# Directions
In the listing below, find each line holding "Newly" and copy it.
◆ ◆ ◆ ◆
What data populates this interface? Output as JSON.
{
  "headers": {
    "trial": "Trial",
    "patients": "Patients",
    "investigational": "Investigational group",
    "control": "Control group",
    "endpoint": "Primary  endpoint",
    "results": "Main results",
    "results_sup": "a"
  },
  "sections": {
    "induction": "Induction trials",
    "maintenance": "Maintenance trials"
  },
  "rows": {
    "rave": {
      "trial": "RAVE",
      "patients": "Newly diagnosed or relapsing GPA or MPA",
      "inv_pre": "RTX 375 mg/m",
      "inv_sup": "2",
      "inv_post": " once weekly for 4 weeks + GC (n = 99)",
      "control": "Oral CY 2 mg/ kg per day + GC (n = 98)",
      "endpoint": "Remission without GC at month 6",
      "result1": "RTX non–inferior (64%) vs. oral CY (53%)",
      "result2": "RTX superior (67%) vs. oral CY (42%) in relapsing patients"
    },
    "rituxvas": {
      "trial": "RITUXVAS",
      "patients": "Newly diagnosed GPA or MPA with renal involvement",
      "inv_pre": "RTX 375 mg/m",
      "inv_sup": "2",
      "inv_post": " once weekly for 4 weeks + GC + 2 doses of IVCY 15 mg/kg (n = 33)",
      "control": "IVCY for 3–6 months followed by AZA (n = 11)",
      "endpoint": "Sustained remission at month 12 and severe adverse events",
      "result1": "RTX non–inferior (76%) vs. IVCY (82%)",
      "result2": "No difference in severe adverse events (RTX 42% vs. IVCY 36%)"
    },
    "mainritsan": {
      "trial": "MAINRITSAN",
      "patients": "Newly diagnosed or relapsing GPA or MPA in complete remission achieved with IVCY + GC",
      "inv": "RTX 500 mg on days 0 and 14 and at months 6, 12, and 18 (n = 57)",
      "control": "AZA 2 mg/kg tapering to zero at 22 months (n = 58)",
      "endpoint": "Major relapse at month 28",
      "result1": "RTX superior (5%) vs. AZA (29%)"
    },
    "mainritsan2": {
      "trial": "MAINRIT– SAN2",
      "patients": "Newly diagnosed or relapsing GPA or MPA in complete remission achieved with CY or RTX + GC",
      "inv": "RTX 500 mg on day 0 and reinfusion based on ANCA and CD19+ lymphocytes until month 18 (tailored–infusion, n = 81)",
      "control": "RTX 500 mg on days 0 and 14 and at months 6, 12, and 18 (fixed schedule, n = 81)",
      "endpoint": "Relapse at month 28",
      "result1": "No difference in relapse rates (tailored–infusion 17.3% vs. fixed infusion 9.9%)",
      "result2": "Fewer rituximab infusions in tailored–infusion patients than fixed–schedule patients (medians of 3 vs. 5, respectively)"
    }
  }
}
◆ ◆ ◆ ◆
# Written answer
      "patients": "Newly diagnosed or relapsing GPA or MPA",
      "patients": "Newly diagnosed GPA or MPA with renal involvement",
      "patients": "Newly diagnosed or relapsing GPA or MPA in complete remission achieved with IVCY + GC",
      "patients": "Newly diagnosed or relapsing GPA or MPA in complete remission achieved with CY or RTX + GC",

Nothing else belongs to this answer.